** start of Dataset records **

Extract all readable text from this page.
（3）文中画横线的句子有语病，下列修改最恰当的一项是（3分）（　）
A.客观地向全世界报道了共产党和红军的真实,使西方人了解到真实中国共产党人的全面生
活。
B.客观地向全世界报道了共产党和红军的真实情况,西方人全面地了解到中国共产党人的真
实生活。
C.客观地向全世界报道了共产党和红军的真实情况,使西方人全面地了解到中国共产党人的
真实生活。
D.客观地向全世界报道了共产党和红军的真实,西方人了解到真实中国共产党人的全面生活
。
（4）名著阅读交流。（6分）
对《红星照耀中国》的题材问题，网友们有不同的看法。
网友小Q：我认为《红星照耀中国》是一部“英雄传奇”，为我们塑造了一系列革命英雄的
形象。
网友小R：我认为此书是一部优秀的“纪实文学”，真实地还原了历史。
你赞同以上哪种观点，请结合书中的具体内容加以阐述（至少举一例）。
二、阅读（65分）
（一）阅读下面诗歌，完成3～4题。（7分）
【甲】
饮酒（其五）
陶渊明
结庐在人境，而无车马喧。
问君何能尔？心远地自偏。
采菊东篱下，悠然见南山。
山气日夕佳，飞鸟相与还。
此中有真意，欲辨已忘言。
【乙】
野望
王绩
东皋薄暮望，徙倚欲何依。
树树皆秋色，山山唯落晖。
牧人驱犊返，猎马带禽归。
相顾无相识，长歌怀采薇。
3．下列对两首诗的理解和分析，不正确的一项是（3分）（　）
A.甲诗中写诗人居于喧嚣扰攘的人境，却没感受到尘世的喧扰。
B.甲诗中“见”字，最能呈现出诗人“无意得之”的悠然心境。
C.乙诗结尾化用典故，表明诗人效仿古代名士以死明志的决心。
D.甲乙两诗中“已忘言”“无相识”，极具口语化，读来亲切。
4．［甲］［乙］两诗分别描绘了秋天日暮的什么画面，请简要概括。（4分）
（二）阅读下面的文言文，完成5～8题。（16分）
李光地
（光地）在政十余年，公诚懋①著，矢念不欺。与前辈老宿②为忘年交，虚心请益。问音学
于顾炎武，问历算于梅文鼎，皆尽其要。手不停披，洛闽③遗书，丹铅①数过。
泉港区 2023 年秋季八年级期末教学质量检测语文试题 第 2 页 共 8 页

** end of Dataset records **

> _Set exercise_
Without omitting anything, output the entries exactly.

> _In response_
Extract all readable text from this page.
（3）文中画横线的句子有语病，下列修改最恰当的一项是（3分）（　）
A.客观地向全世界报道了共产党和红军的真实,使西方人了解到真实中国共产党人的全面生
活。
B.客观地向全世界报道了共产党和红军的真实情况,西方人全面地了解到中国共产党人的真
实生活。
C.客观地向全世界报道了共产党和红军的真实情况,使西方人全面地了解到中国共产党人的
真实生活。
D.客观地向全世界报道了共产党和红军的真实,西方人了解到真实中国共产党人的全面生活
。
（4）名著阅读交流。（6分）
对《红星照耀中国》的题材问题，网友们有不同的看法。
网友小Q：我认为《红星照耀中国》是一部“英雄传奇”，为我们塑造了一系列革命英雄的
形象。
网友小R：我认为此书是一部优秀的“纪实文学”，真实地还原了历史。
你赞同以上哪种观点，请结合书中的具体内容加以阐述（至少举一例）。
二、阅读（65分）
（一）阅读下面诗歌，完成3～4题。（7分）
【甲】
饮酒（其五）
陶渊明
结庐在人境，而无车马喧。
问君何能尔？心远地自偏。
采菊东篱下，悠然见南山。
山气日夕佳，飞鸟相与还。
此中有真意，欲辨已忘言。
【乙】
野望
王绩
东皋薄暮望，徙倚欲何依。
树树皆秋色，山山唯落晖。
牧人驱犊返，猎马带禽归。
相顾无相识，长歌怀采薇。
3．下列对两首诗的理解和分析，不正确的一项是（3分）（　）
A.甲诗中写诗人居于喧嚣扰攘的人境，却没感受到尘世的喧扰。
B.甲诗中“见”字，最能呈现出诗人“无意得之”的悠然心境。
C.乙诗结尾化用典故，表明诗人效仿古代名士以死明志的决心。
D.甲乙两诗中“已忘言”“无相识”，极具口语化，读来亲切。
4．［甲］［乙］两诗分别描绘了秋天日暮的什么画面，请简要概括。（4分）
（二）阅读下面的文言文，完成5～8题。（16分）
李光地
（光地）在政十余年，公诚懋①著，矢念不欺。与前辈老宿②为忘年交，虚心请益。问音学
于顾炎武，问历算于梅文鼎，皆尽其要。手不停披，洛闽③遗书，丹铅①数过。
泉港区 2023 年秋季八年级期末教学质量检测语文试题 第 2 页 共 8 页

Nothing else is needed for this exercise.